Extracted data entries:
---+---

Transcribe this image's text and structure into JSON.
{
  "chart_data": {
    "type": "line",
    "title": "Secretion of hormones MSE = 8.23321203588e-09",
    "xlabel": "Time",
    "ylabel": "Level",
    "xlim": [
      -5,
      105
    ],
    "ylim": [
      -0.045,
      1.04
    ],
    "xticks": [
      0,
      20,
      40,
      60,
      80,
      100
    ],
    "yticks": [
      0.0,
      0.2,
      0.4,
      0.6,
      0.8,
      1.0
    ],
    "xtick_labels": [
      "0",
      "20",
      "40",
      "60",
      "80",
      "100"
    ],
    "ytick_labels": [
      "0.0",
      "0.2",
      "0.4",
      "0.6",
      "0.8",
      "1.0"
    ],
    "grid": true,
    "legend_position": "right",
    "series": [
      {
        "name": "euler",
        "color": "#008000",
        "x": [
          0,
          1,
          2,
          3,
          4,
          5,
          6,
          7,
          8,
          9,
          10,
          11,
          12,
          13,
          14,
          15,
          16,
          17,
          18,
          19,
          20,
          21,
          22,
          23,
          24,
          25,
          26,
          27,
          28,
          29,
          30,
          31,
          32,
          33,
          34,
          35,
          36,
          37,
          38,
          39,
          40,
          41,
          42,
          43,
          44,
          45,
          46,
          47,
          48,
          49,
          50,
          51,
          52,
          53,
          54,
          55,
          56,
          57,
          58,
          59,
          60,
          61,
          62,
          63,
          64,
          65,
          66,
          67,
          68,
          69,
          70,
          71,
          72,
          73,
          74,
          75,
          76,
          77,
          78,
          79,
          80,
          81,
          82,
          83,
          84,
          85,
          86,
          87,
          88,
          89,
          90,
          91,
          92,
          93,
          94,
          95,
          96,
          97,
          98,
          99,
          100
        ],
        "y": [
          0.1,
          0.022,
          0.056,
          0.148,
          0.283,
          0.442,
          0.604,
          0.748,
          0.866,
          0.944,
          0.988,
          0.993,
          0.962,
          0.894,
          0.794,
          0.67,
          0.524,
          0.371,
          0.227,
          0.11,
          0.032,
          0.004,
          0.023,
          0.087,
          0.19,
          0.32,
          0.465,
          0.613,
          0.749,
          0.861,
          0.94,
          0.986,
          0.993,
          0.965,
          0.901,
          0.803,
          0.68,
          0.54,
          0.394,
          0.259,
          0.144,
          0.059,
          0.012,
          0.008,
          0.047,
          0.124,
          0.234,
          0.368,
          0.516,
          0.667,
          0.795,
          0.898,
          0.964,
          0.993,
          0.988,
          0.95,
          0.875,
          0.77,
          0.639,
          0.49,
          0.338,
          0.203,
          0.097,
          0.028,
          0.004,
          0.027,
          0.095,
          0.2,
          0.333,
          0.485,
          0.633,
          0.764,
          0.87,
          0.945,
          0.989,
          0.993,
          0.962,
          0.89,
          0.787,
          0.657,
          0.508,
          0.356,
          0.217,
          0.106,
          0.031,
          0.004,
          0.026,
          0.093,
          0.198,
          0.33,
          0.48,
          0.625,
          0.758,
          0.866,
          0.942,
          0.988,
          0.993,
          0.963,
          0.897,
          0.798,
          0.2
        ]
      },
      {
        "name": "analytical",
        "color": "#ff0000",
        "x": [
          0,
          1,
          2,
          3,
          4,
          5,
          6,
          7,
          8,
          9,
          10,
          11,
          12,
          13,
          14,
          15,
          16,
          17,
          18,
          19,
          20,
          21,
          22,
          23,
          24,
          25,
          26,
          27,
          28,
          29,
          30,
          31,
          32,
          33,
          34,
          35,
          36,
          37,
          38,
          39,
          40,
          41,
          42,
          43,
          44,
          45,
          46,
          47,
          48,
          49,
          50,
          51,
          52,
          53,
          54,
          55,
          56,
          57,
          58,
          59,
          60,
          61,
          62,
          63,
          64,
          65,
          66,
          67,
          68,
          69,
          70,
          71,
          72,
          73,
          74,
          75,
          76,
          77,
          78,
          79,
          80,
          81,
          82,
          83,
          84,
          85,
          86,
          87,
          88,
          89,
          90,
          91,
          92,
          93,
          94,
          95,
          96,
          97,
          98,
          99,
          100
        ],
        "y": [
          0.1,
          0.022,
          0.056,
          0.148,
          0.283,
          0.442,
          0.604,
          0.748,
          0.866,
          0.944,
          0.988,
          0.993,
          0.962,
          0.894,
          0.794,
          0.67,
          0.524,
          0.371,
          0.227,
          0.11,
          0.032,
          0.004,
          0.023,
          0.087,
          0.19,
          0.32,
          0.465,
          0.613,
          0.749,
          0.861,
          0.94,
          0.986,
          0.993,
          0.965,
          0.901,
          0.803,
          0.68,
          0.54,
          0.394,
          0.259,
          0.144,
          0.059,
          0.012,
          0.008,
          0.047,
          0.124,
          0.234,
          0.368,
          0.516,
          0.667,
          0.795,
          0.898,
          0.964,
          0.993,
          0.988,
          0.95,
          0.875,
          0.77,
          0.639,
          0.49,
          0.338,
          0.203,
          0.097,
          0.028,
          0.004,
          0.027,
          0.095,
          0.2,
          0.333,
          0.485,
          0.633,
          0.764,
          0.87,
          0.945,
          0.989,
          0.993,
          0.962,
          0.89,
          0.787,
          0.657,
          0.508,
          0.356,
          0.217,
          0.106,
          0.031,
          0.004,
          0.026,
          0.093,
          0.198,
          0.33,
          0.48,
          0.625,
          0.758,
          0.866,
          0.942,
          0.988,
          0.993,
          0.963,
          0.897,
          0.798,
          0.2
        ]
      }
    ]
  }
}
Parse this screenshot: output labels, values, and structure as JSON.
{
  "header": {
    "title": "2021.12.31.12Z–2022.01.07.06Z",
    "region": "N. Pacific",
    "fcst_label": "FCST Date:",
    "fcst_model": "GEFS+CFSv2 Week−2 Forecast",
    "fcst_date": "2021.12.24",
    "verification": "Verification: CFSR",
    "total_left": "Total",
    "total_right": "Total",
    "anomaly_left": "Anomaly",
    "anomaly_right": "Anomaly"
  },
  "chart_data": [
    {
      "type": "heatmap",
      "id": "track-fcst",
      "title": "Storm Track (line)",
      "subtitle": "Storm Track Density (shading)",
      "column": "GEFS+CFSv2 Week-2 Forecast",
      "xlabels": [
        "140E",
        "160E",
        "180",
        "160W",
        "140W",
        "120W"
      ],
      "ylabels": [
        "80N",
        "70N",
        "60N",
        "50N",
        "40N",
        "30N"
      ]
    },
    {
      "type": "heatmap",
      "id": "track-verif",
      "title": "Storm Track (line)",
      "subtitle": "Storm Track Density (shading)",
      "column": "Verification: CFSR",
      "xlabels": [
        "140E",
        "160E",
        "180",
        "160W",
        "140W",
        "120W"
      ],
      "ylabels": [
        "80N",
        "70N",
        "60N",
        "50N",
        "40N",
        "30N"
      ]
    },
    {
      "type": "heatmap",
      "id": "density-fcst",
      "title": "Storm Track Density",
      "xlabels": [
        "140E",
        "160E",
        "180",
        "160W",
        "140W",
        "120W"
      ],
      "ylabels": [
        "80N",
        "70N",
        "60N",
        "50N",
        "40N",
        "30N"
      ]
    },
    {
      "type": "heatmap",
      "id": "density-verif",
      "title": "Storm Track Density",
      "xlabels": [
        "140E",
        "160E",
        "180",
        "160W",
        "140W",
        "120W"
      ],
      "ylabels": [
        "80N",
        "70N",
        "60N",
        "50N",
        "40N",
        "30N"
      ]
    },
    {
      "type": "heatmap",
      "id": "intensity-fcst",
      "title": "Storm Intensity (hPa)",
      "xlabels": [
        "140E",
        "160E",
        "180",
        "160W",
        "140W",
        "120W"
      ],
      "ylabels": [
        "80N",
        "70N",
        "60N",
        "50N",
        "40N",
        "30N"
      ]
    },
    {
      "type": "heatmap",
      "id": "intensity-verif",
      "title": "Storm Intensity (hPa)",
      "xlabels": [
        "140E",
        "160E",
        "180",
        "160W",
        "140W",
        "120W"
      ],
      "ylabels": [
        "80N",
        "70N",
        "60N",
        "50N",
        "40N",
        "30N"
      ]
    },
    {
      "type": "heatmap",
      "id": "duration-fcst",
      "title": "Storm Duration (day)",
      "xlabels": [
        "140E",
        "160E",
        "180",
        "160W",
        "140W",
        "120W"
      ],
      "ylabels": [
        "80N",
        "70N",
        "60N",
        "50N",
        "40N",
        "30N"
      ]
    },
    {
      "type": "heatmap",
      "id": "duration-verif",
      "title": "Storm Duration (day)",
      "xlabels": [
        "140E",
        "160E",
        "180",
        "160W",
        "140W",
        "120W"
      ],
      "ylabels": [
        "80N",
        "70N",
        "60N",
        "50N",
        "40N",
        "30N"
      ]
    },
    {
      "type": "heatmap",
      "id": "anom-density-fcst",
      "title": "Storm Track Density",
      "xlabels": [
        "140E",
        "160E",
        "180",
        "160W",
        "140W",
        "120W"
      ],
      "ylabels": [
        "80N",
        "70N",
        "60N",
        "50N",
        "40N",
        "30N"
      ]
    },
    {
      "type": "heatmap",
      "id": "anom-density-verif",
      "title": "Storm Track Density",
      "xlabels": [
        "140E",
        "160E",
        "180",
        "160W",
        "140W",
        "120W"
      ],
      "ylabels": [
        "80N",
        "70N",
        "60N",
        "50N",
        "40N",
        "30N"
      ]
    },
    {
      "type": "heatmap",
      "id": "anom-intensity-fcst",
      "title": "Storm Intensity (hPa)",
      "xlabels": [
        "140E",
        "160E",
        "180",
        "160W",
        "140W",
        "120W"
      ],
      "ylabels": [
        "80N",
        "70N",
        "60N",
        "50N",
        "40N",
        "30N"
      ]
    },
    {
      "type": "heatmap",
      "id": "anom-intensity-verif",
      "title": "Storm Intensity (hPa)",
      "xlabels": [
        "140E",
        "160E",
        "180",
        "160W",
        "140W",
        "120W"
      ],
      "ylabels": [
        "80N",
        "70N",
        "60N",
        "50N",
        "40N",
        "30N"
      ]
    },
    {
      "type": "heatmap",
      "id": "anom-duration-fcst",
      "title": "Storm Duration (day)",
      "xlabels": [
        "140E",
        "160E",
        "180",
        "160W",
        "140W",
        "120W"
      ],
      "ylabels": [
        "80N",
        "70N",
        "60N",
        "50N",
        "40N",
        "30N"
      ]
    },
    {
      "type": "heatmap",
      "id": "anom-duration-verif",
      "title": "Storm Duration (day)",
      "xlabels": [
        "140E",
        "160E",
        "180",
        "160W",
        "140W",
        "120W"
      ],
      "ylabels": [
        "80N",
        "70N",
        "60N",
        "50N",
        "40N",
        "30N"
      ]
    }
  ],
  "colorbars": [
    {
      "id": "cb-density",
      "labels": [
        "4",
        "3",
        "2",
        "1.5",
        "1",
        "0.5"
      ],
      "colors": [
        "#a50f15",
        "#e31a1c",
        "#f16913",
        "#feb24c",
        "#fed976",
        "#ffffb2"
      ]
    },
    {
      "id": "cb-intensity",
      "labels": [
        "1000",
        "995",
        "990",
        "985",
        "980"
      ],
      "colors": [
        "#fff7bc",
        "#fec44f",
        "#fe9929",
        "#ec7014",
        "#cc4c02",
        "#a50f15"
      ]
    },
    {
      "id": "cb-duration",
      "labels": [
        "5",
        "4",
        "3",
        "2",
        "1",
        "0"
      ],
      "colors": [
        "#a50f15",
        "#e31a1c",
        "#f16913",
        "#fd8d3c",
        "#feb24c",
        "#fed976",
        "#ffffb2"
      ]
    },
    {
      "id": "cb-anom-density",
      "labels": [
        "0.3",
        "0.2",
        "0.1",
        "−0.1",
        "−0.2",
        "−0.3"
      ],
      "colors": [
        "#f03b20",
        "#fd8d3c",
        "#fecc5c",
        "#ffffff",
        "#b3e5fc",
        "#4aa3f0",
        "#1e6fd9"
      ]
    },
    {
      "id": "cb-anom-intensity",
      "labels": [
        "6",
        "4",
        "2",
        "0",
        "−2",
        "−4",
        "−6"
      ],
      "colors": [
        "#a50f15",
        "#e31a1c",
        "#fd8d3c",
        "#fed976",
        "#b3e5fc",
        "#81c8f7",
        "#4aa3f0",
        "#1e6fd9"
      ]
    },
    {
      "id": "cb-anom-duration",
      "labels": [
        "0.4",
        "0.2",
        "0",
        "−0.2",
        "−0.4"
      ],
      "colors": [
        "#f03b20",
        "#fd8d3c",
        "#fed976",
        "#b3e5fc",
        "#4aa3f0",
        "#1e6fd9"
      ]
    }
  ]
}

---+---

* _DIRECTIONS FOR THIS TASK_
Search the lines above for the string "Forecast", then show every one that has it.

* _THE RESULT_
    "fcst_model": "GEFS+CFSv2 Week−2 Forecast",
      "column": "GEFS+CFSv2 Week-2 Forecast",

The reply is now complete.